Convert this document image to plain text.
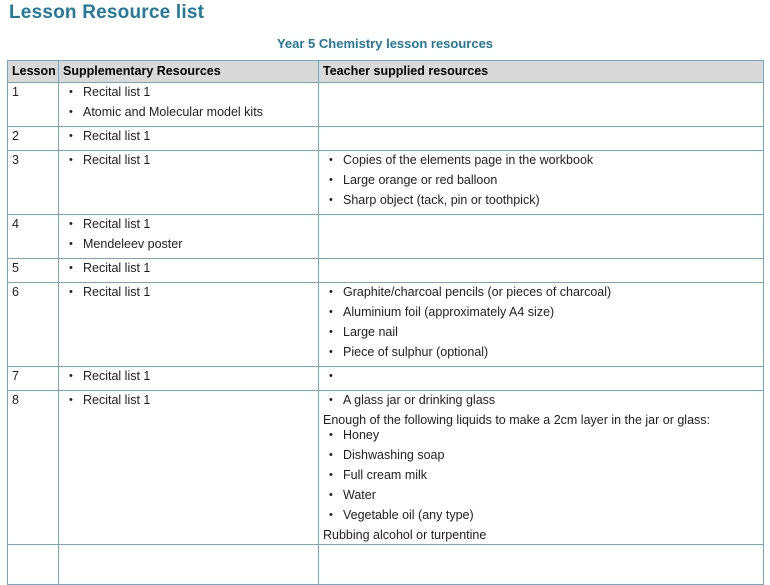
Lesson Resource list
Year 5 Chemistry lesson resources
Lesson	Supplementary Resources	Teacher supplied resources

1	• Recital list 1
• Atomic and Molecular model kits	

2	• Recital list 1	

3	• Recital list 1	• Copies of the elements page in the workbook
• Large orange or red balloon
• Sharp object (tack, pin or toothpick)

4	• Recital list 1
• Mendeleev poster	

5	• Recital list 1	

6	• Recital list 1	• Graphite/charcoal pencils (or pieces of charcoal)
• Aluminium foil (approximately A4 size)
• Large nail
• Piece of sulphur (optional)

7	• Recital list 1	•

8	• Recital list 1	• A glass jar or drinking glass
Enough of the following liquids to make a 2cm layer in the jar or glass:
• Honey
• Dishwashing soap
• Full cream milk
• Water
• Vegetable oil (any type)
Rubbing alcohol or turpentine
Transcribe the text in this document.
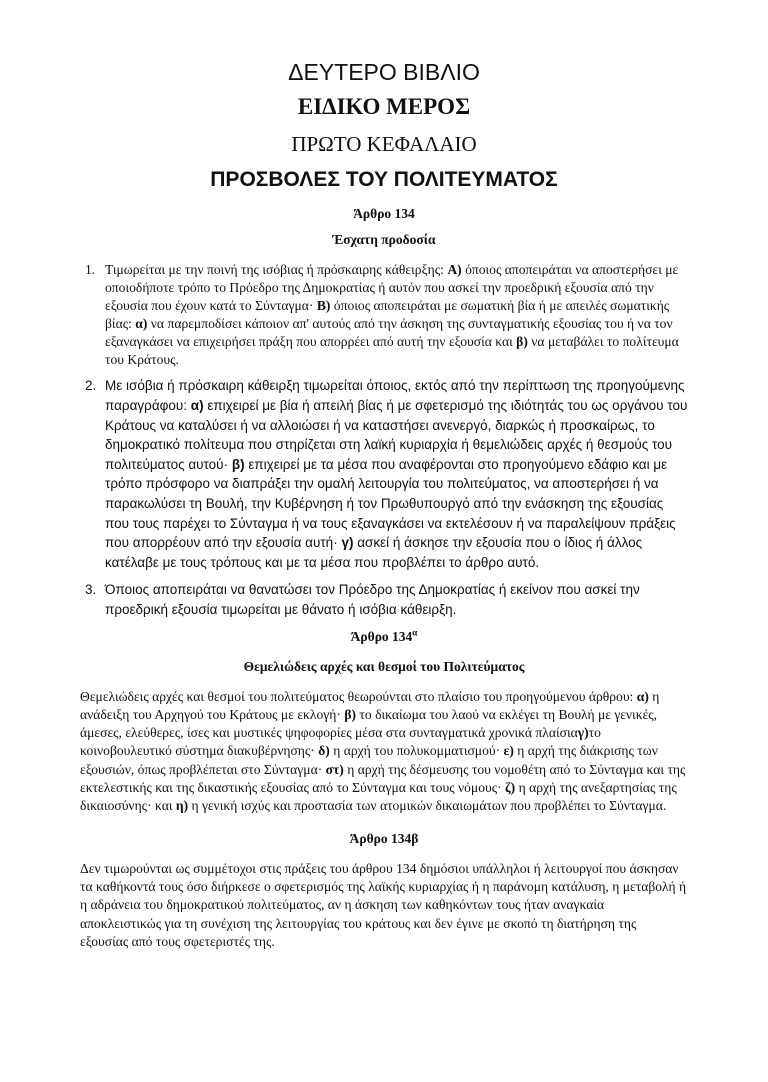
ΔΕΥΤΕΡΟ ΒΙΒΛΙΟ
ΕΙΔΙΚΟ ΜΕΡΟΣ
ΠΡΩΤΟ ΚΕΦΑΛΑΙΟ
ΠΡΟΣΒΟΛΕΣ ΤΟΥ ΠΟΛΙΤΕΥΜΑΤΟΣ
Άρθρο 134
Έσχατη προδοσία
1. Τιμωρείται με την ποινή της ισόβιας ή πρόσκαιρης κάθειρξης: Α) όποιος αποπειράται να αποστερήσει με οποιοδήποτε τρόπο το Πρόεδρο της Δημοκρατίας ή αυτόν που ασκεί την προεδρική εξουσία από την εξουσία που έχουν κατά το Σύνταγμα· Β) όποιος αποπειράται με σωματική βία ή με απειλές σωματικής βίας: α) να παρεμποδίσει κάποιον απ' αυτούς από την άσκηση της συνταγματικής εξουσίας του ή να τον εξαναγκάσει να επιχειρήσει πράξη που απορρέει από αυτή την εξουσία και β) να μεταβάλει το πολίτευμα του Κράτους.
2. Με ισόβια ή πρόσκαιρη κάθειρξη τιμωρείται όποιος, εκτός από την περίπτωση της προηγούμενης παραγράφου: α) επιχειρεί με βία ή απειλή βίας ή με σφετερισμό της ιδιότητάς του ως οργάνου του Κράτους να καταλύσει ή να αλλοιώσει ή να καταστήσει ανενεργό, διαρκώς ή προσκαίρως, το δημοκρατικό πολίτευμα που στηρίζεται στη λαϊκή κυριαρχία ή θεμελιώδεις αρχές ή θεσμούς του πολιτεύματος αυτού· β) επιχειρεί με τα μέσα που αναφέρονται στο προηγούμενο εδάφιο και με τρόπο πρόσφορο να διαπράξει την ομαλή λειτουργία του πολιτεύματος, να αποστερήσει ή να παρακωλύσει τη Βουλή, την Κυβέρνηση ή τον Πρωθυπουργό από την ενάσκηση της εξουσίας που τους παρέχει το Σύνταγμα ή να τους εξαναγκάσει να εκτελέσουν ή να παραλείψουν πράξεις που απορρέουν από την εξουσία αυτή· γ) ασκεί ή άσκησε την εξουσία που ο ίδιος ή άλλος κατέλαβε με τους τρόπους και με τα μέσα που προβλέπει το άρθρο αυτό.
3. Όποιος αποπειράται να θανατώσει τον Πρόεδρο της Δημοκρατίας ή εκείνον που ασκεί την προεδρική εξουσία τιμωρείται με θάνατο ή ισόβια κάθειρξη.
Άρθρο $134^\alpha$
Θεμελιώδεις αρχές και θεσμοί του Πολιτεύματος
Θεμελιώδεις αρχές και θεσμοί του πολιτεύματος θεωρούνται στο πλαίσιο του προηγούμενου άρθρου: α) η ανάδειξη του Αρχηγού του Κράτους με εκλογή· β) το δικαίωμα του λαού να εκλέγει τη Βουλή με γενικές, άμεσες, ελεύθερες, ίσες και μυστικές ψηφοφορίες μέσα στα συνταγματικά χρονικά πλαίσιαγ)το κοινοβουλευτικό σύστημα διακυβέρνησης· δ) η αρχή του πολυκομματισμού· ε) η αρχή της διάκρισης των εξουσιών, όπως προβλέπεται στο Σύνταγμα· στ) η αρχή της δέσμευσης του νομοθέτη από το Σύνταγμα και της εκτελεστικής και της δικαστικής εξουσίας από το Σύνταγμα και τους νόμους· ζ) η αρχή της ανεξαρτησίας της δικαιοσύνης· και η) η γενική ισχύς και προστασία των ατομικών δικαιωμάτων που προβλέπει το Σύνταγμα.
Άρθρο 134β
Δεν τιμωρούνται ως συμμέτοχοι στις πράξεις του άρθρου 134 δημόσιοι υπάλληλοι ή λειτουργοί που άσκησαν τα καθήκοντά τους όσο διήρκεσε ο σφετερισμός της λαϊκής κυριαρχίας ή η παράνομη κατάλυση, η μεταβολή ή η αδράνεια του δημοκρατικού πολιτεύματος, αν η άσκηση των καθηκόντων τους ήταν αναγκαία αποκλειστικώς για τη συνέχιση της λειτουργίας του κράτους και δεν έγινε με σκοπό τη διατήρηση της εξουσίας από τους σφετεριστές της.
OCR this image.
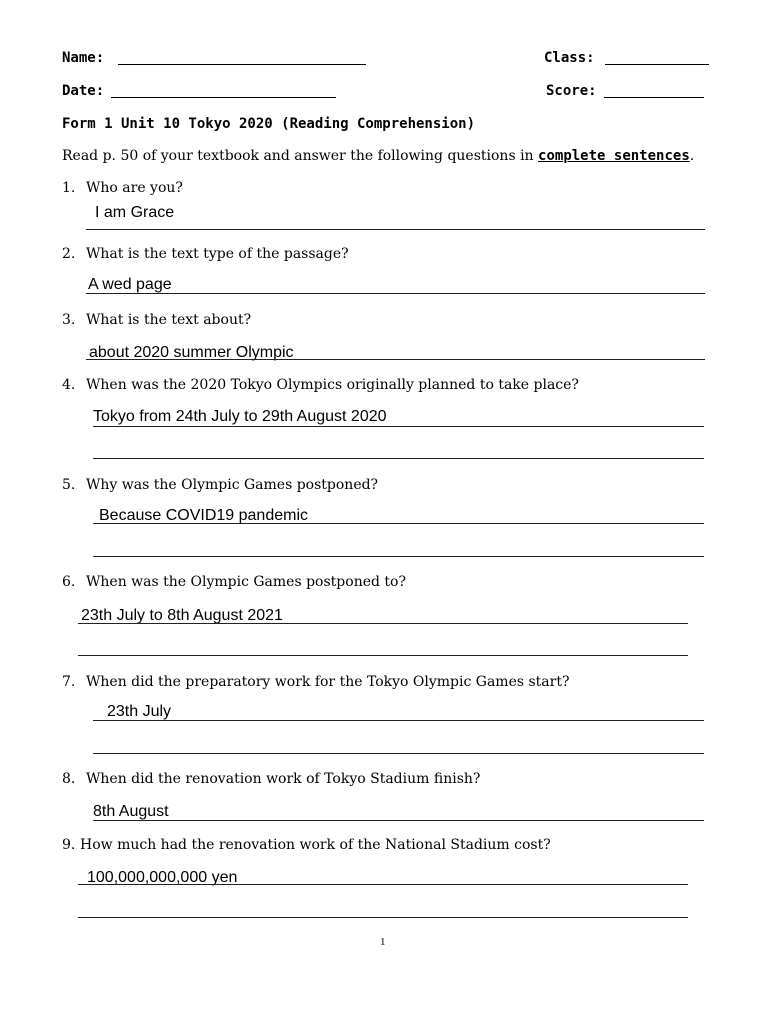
Name:	Class:
Date:	Score:
Form 1 Unit 10 Tokyo 2020 (Reading Comprehension)
Read p. 50 of your textbook and answer the following questions in complete sentences.
1. Who are you?
I am Grace
2. What is the text type of the passage?
A wed page
3. What is the text about?
about 2020 summer Olympic
4. When was the 2020 Tokyo Olympics originally planned to take place?
Tokyo from 24th July to 29th August 2020
5. Why was the Olympic Games postponed?
Because COVID19 pandemic
6. When was the Olympic Games postponed to?
23th July to 8th August 2021
7. When did the preparatory work for the Tokyo Olympic Games start?
23th July
8. When did the renovation work of Tokyo Stadium finish?
8th August
9. How much had the renovation work of the National Stadium cost?
100,000,000,000 yen
1
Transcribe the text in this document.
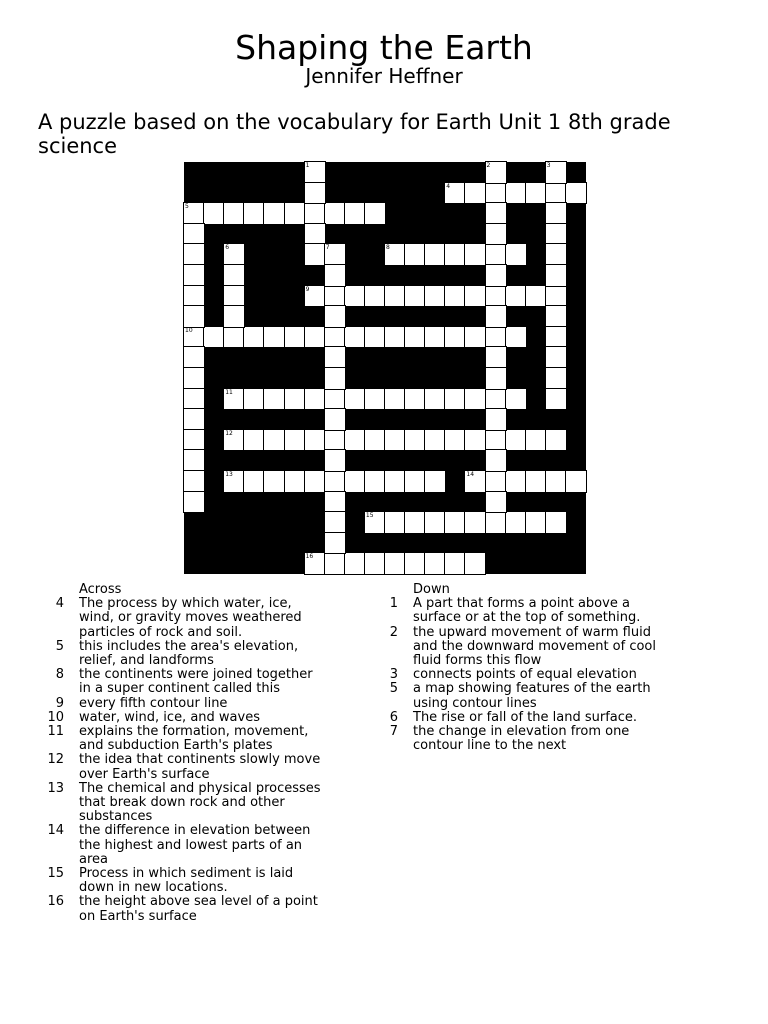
Shaping the Earth
Jennifer Heffner
A puzzle based on the vocabulary for Earth Unit 1 8th grade science
4
5
8
9
10
11
12
13	14
15
16
1	2	3
6	7
Across
4 The process by which water, ice, wind, or gravity moves weathered particles of rock and soil.
5 this includes the area's elevation, relief, and landforms
8 the continents were joined together in a super continent called this
9 every fifth contour line
10 water, wind, ice, and waves
11 explains the formation, movement, and subduction Earth's plates
12 the idea that continents slowly move over Earth's surface
13 The chemical and physical processes that break down rock and other substances
14 the difference in elevation between the highest and lowest parts of an area
15 Process in which sediment is laid down in new locations.
16 the height above sea level of a point on Earth's surface
Down
1 A part that forms a point above a surface or at the top of something.
2 the upward movement of warm fluid and the downward movement of cool fluid forms this flow
3 connects points of equal elevation
5 a map showing features of the earth using contour lines
6 The rise or fall of the land surface.
7 the change in elevation from one contour line to the next
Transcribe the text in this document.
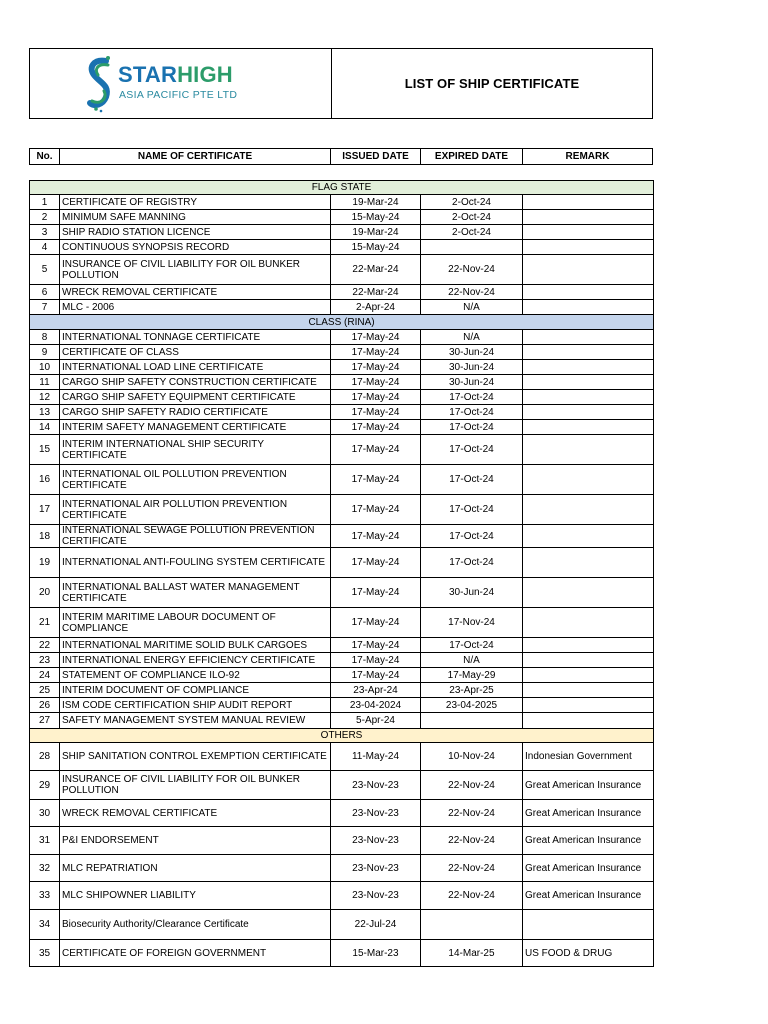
STARHIGH
ASIA PACIFIC PTE LTD
LIST OF SHIP CERTIFICATE
No.	NAME OF CERTIFICATE	ISSUED DATE	EXPIRED DATE	REMARK
FLAG STATE				
1	CERTIFICATE OF REGISTRY	19-Mar-24	2-Oct-24	
2	MINIMUM SAFE MANNING	15-May-24	2-Oct-24	
3	SHIP RADIO STATION LICENCE	19-Mar-24	2-Oct-24	
4	CONTINUOUS SYNOPSIS RECORD	15-May-24		
5	INSURANCE OF CIVIL LIABILITY FOR OIL BUNKER POLLUTION	22-Mar-24	22-Nov-24	
6	WRECK REMOVAL CERTIFICATE	22-Mar-24	22-Nov-24	
7	MLC - 2006	2-Apr-24	N/A	
CLASS (RINA)				
8	INTERNATIONAL TONNAGE CERTIFICATE	17-May-24	N/A	
9	CERTIFICATE OF CLASS	17-May-24	30-Jun-24	
10	INTERNATIONAL LOAD LINE CERTIFICATE	17-May-24	30-Jun-24	
11	CARGO SHIP SAFETY CONSTRUCTION CERTIFICATE	17-May-24	30-Jun-24	
12	CARGO SHIP SAFETY EQUIPMENT CERTIFICATE	17-May-24	17-Oct-24	
13	CARGO SHIP SAFETY RADIO CERTIFICATE	17-May-24	17-Oct-24	
14	INTERIM SAFETY MANAGEMENT CERTIFICATE	17-May-24	17-Oct-24	
15	INTERIM INTERNATIONAL SHIP SECURITY CERTIFICATE	17-May-24	17-Oct-24	
16	INTERNATIONAL OIL POLLUTION PREVENTION CERTIFICATE	17-May-24	17-Oct-24	
17	INTERNATIONAL AIR POLLUTION PREVENTION CERTIFICATE	17-May-24	17-Oct-24	
18	INTERNATIONAL SEWAGE POLLUTION PREVENTION CERTIFICATE	17-May-24	17-Oct-24	
19	INTERNATIONAL ANTI-FOULING SYSTEM CERTIFICATE	17-May-24	17-Oct-24	
20	INTERNATIONAL BALLAST WATER MANAGEMENT CERTIFICATE	17-May-24	30-Jun-24	
21	INTERIM MARITIME LABOUR DOCUMENT OF COMPLIANCE	17-May-24	17-Nov-24	
22	INTERNATIONAL MARITIME SOLID BULK CARGOES	17-May-24	17-Oct-24	
23	INTERNATIONAL ENERGY EFFICIENCY CERTIFICATE	17-May-24	N/A	
24	STATEMENT OF COMPLIANCE ILO-92	17-May-24	17-May-29	
25	INTERIM DOCUMENT OF COMPLIANCE	23-Apr-24	23-Apr-25	
26	ISM CODE CERTIFICATION SHIP AUDIT REPORT	23-04-2024	23-04-2025	
27	SAFETY MANAGEMENT SYSTEM MANUAL REVIEW	5-Apr-24		
OTHERS				
28	SHIP SANITATION CONTROL EXEMPTION CERTIFICATE	11-May-24	10-Nov-24	Indonesian Government
29	INSURANCE OF CIVIL LIABILITY FOR OIL BUNKER POLLUTION	23-Nov-23	22-Nov-24	Great American Insurance
30	WRECK REMOVAL CERTIFICATE	23-Nov-23	22-Nov-24	Great American Insurance
31	P&I ENDORSEMENT	23-Nov-23	22-Nov-24	Great American Insurance
32	MLC REPATRIATION	23-Nov-23	22-Nov-24	Great American Insurance
33	MLC SHIPOWNER LIABILITY	23-Nov-23	22-Nov-24	Great American Insurance
34	Biosecurity Authority/Clearance Certificate	22-Jul-24		
35	CERTIFICATE OF FOREIGN GOVERNMENT	15-Mar-23	14-Mar-25	US FOOD & DRUG
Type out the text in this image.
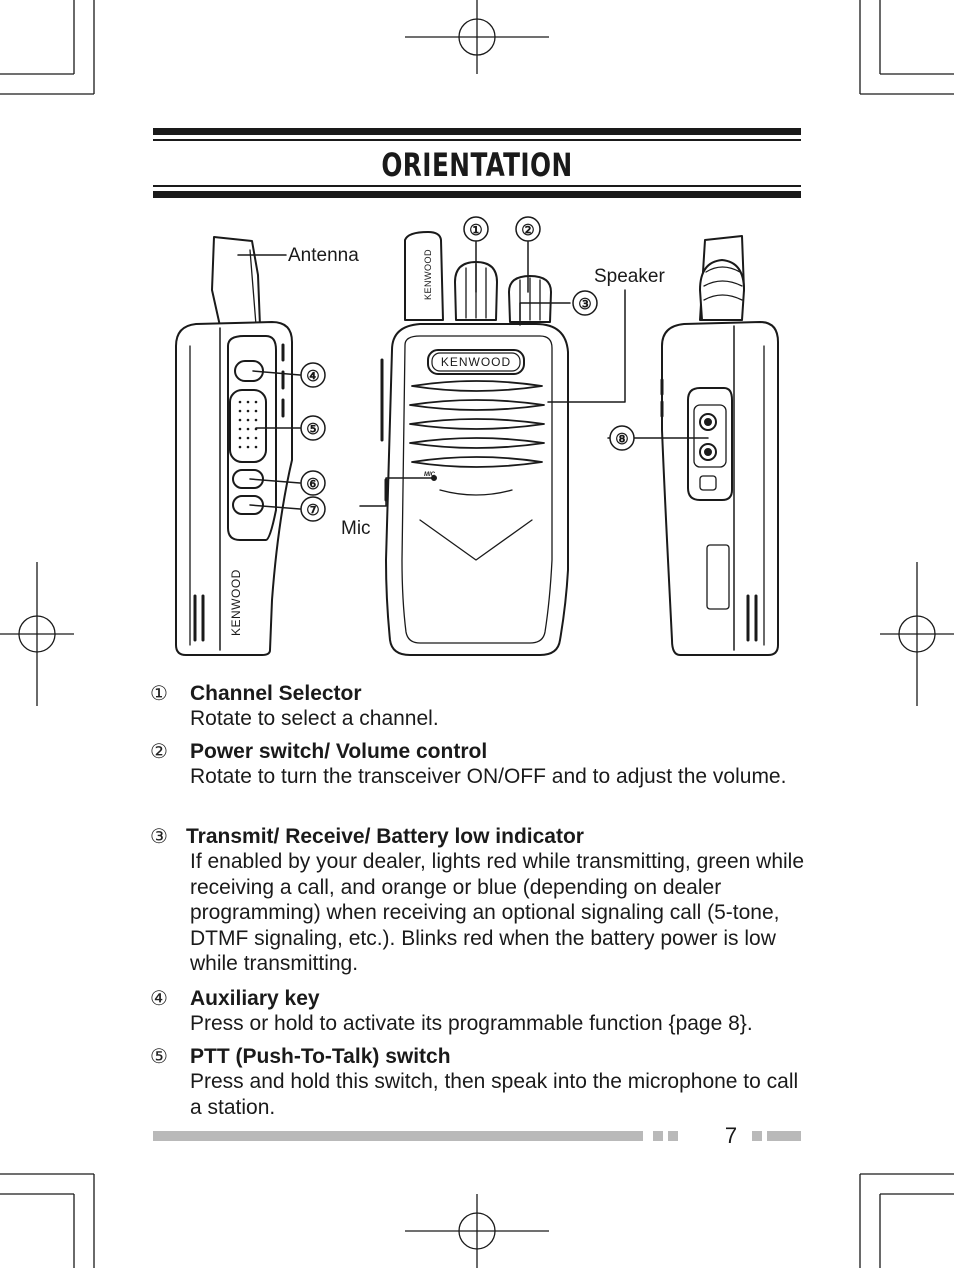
ORIENTATION
Antenna
Speaker
Mic
KENWOOD
KENWOOD
KENWOOD
MIC
①	②
③
④
⑤
⑥
⑦
⑧
① Channel Selector
Rotate to select a channel.
② Power switch/ Volume control
Rotate to turn the transceiver ON/OFF and to adjust the volume.
③ Transmit/ Receive/ Battery low indicator
If enabled by your dealer, lights red while transmitting, green while receiving a call, and orange or blue (depending on dealer programming) when receiving an optional signaling call (5-tone, DTMF signaling, etc.). Blinks red when the battery power is low while transmitting.
④ Auxiliary key
Press or hold to activate its programmable function {page 8}.
⑤ PTT (Push-To-Talk) switch
Press and hold this switch, then speak into the microphone to call a station.
7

EXERCISE INSTRUCTIONS
Search the data above for lines holding "page" and copy each of them.

TASK ANSWER
3	• Recital list 1	• Copies of the elements page in the workbook
A wed page
Press or hold to activate its programmable function {page 8}.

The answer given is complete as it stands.